PERSONAS E INSTITUCIONES

Relaciones y vinculaciones

Aquilino Polaino-Lorente

Introducción

Las instituciones son organismos, públicos o privados, creados para desempeñar determinadas funciones o labores social: cultural, científica, familiar, educativa, económica, política, religiosa, etc. Lo son, v.g., la familia, el vecindario, la ciudadanía, la pertenencia a una institución laboral (empresa, universidad, administración del estado o de la justicia, etc.). También son instituciones las religiosas, como la iglesia, o las distintas familias de espiritualidad dentro de una misma iglesia: órdenes religiosas dentro de la Iglesia católica, iglesias separadas dentro de la Iglesia reformada, espiritualidades monacales dentro de la Iglesia Ortodoxa, etc. O tradiciones religioso-políticas, como la de los chiíes y los sunitas. O la pertenencia a un pueblo, v.g., el kurdo o el judío, o a una tribu étnica, v.g. hutus, tutsis.

La sociología ha diferenciado las instituciones por la continuidad y permanencia de las relaciones sociales que crea, frente a otras relaciones más efímeras, v.g., comerciales, de encuentros puntuales por hobbies, etc. En la sociología, v.g., la weberiana, las instituciones son las relaciones sociales que más poder tienen sobre el individuo, dado que potencialmente tienen capacidad para vincularnos en todos los aspectos de la vida, incluyendo la muerte. Las instituciones más poderosas, por este motivo, son las iglesias y los estados, pues los individuos pertenecen a una y otra desde su nacimiento.

En el mundo occidental, las instituciones se regulan por su propia normativa legal. Con ella tratan de fijar el comportamiento de los distintos participantes (v.g., gobierno, jueces, administración, ejército, etc.), de manera que quede garantizada su propia supervivencia. Las instituciones han nacido para sobrevivir a los individuos o colectivos que las han creado.

Es propio de las instituciones tener sus propios fines corporativos (razón social o bien común), en torno a los cuales se establece una finalidad en la que participan todos los miembros de la institución. Las voluntades de los miembros componentes se aúnan en torno a esa finalidad corporativa, a la que quieren servir en común. Las instituciones cooperan a dar una mayor cohesión social a sus miembros, porque les hace participar en unos intereses y una actividad común.

■ **Datos proporcionados**
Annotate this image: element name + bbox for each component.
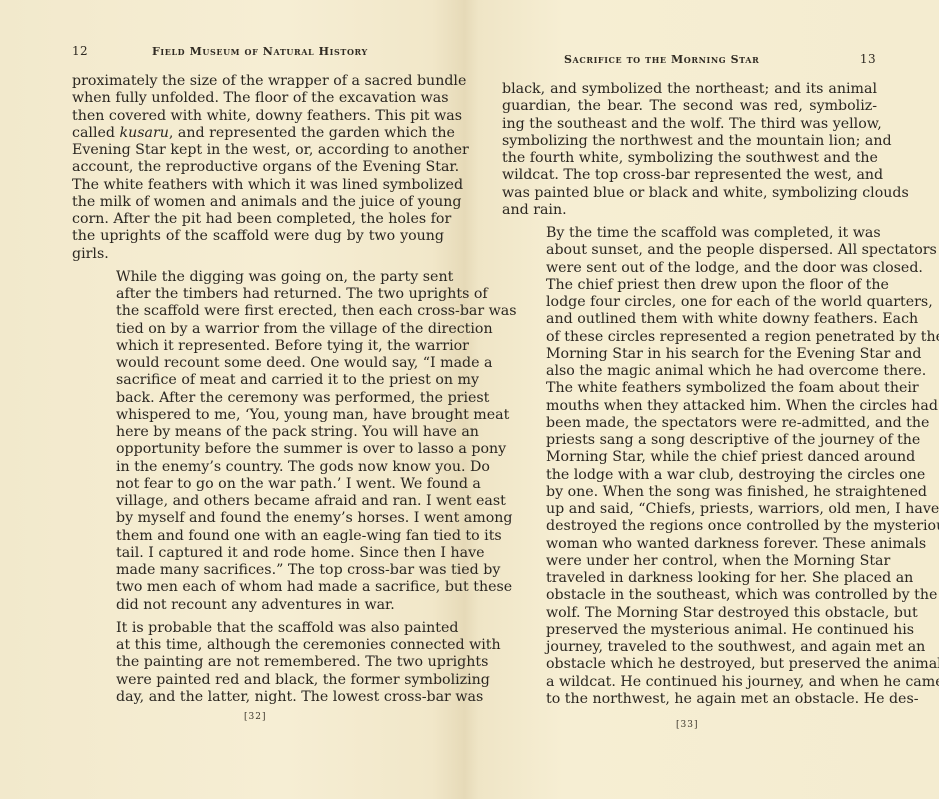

■ **Tareas propuestas**
**a)** Copia tal cual el texto sobre las instituciones, desde "La sociología ha" y siguiendo hasta "desde su nacimiento.".
**b)** Responde estas preguntas con lo que dice el texto sobre las instituciones:
(i) ¿Qué dos pueblos se ponen como ejemplo?
(ii) ¿Cuáles son las instituciones más poderosas?
(iii) En el mundo occidental, ¿con qué se regulan las instituciones?

■ **Respuestas esperadas**
**a)**
La sociología ha diferenciado las instituciones por la continuidad y permanencia de las relaciones sociales que crea, frente a otras relaciones más efímeras, v.g., comerciales, de encuentros puntuales por hobbies, etc. En la sociología, v.g., la weberiana, las instituciones son las relaciones sociales que más poder tienen sobre el individuo, dado que potencialmente tienen capacidad para vincularnos en todos los aspectos de la vida, incluyendo la muerte. Las instituciones más poderosas, por este motivo, son las iglesias y los estados, pues los individuos pertenecen a una y otra desde su nacimiento.

**b)**
(i) El kurdo y el judío.
(ii) Las iglesias y los estados.
(iii) Con su propia normativa legal.